AIM OF THE EXERCISE: Return every entry exactly.
--- Start of DATASET EXCERPTS ---
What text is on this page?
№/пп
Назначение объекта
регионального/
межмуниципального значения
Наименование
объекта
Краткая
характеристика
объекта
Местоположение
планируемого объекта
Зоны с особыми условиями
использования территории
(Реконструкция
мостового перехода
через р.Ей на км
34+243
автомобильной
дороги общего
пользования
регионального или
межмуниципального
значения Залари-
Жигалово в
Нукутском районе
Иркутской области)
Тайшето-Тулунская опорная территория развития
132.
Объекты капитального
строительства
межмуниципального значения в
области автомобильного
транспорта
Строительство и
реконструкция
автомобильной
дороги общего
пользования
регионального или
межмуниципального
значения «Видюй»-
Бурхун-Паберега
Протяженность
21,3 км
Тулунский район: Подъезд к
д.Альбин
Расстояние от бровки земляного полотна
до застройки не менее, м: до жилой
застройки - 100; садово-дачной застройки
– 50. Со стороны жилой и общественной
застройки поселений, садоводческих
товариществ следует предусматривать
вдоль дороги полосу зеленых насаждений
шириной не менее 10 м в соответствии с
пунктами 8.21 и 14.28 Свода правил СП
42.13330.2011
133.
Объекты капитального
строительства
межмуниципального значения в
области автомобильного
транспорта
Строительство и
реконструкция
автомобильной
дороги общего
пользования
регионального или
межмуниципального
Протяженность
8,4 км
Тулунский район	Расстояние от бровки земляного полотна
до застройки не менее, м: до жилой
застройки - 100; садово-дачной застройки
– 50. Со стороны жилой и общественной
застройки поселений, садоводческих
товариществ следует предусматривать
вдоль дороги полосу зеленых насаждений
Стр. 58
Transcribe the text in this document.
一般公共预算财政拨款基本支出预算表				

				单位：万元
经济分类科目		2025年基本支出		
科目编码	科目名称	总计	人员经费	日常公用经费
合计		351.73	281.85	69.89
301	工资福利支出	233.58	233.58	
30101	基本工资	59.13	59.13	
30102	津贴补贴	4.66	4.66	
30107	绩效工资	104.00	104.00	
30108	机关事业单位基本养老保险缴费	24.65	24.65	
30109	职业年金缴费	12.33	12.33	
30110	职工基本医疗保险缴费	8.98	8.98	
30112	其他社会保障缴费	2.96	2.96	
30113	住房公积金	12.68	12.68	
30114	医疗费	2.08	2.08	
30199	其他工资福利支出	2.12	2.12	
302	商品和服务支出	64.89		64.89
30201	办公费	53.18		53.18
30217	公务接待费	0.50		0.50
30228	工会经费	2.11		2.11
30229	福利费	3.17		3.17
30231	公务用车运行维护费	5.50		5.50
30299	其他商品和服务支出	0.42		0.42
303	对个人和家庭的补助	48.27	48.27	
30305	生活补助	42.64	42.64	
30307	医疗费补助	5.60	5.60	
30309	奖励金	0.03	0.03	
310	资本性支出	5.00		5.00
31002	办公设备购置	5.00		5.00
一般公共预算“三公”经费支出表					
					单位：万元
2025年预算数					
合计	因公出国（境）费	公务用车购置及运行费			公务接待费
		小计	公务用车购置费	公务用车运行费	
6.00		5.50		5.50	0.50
--- End of DATASET EXCERPTS ---
COMPLETE OUTPUT:
What text is on this page?
№/пп
Назначение объекта
регионального/
межмуниципального значения
Наименование
объекта
Краткая
характеристика
объекта
Местоположение
планируемого объекта
Зоны с особыми условиями
использования территории
(Реконструкция
мостового перехода
через р.Ей на км
34+243
автомобильной
дороги общего
пользования
регионального или
межмуниципального
значения Залари-
Жигалово в
Нукутском районе
Иркутской области)
Тайшето-Тулунская опорная территория развития
132.
Объекты капитального
строительства
межмуниципального значения в
области автомобильного
транспорта
Строительство и
реконструкция
автомобильной
дороги общего
пользования
регионального или
межмуниципального
значения «Видюй»-
Бурхун-Паберега
Протяженность
21,3 км
Тулунский район: Подъезд к
д.Альбин
Расстояние от бровки земляного полотна
до застройки не менее, м: до жилой
застройки - 100; садово-дачной застройки
– 50. Со стороны жилой и общественной
застройки поселений, садоводческих
товариществ следует предусматривать
вдоль дороги полосу зеленых насаждений
шириной не менее 10 м в соответствии с
пунктами 8.21 и 14.28 Свода правил СП
42.13330.2011
133.
Объекты капитального
строительства
межмуниципального значения в
области автомобильного
транспорта
Строительство и
реконструкция
автомобильной
дороги общего
пользования
регионального или
межмуниципального
Протяженность
8,4 км
Тулунский район	Расстояние от бровки земляного полотна
до застройки не менее, м: до жилой
застройки - 100; садово-дачной застройки
– 50. Со стороны жилой и общественной
застройки поселений, садоводческих
товариществ следует предусматривать
вдоль дороги полосу зеленых насаждений
Стр. 58
Transcribe the text in this document.
一般公共预算财政拨款基本支出预算表				

				单位：万元
经济分类科目		2025年基本支出		
科目编码	科目名称	总计	人员经费	日常公用经费
合计		351.73	281.85	69.89
301	工资福利支出	233.58	233.58	
30101	基本工资	59.13	59.13	
30102	津贴补贴	4.66	4.66	
30107	绩效工资	104.00	104.00	
30108	机关事业单位基本养老保险缴费	24.65	24.65	
30109	职业年金缴费	12.33	12.33	
30110	职工基本医疗保险缴费	8.98	8.98	
30112	其他社会保障缴费	2.96	2.96	
30113	住房公积金	12.68	12.68	
30114	医疗费	2.08	2.08	
30199	其他工资福利支出	2.12	2.12	
302	商品和服务支出	64.89		64.89
30201	办公费	53.18		53.18
30217	公务接待费	0.50		0.50
30228	工会经费	2.11		2.11
30229	福利费	3.17		3.17
30231	公务用车运行维护费	5.50		5.50
30299	其他商品和服务支出	0.42		0.42
303	对个人和家庭的补助	48.27	48.27	
30305	生活补助	42.64	42.64	
30307	医疗费补助	5.60	5.60	
30309	奖励金	0.03	0.03	
310	资本性支出	5.00		5.00
31002	办公设备购置	5.00		5.00
一般公共预算“三公”经费支出表					
					单位：万元
2025年预算数					
合计	因公出国（境）费	公务用车购置及运行费			公务接待费
		小计	公务用车购置费	公务用车运行费	
6.00		5.50		5.50	0.50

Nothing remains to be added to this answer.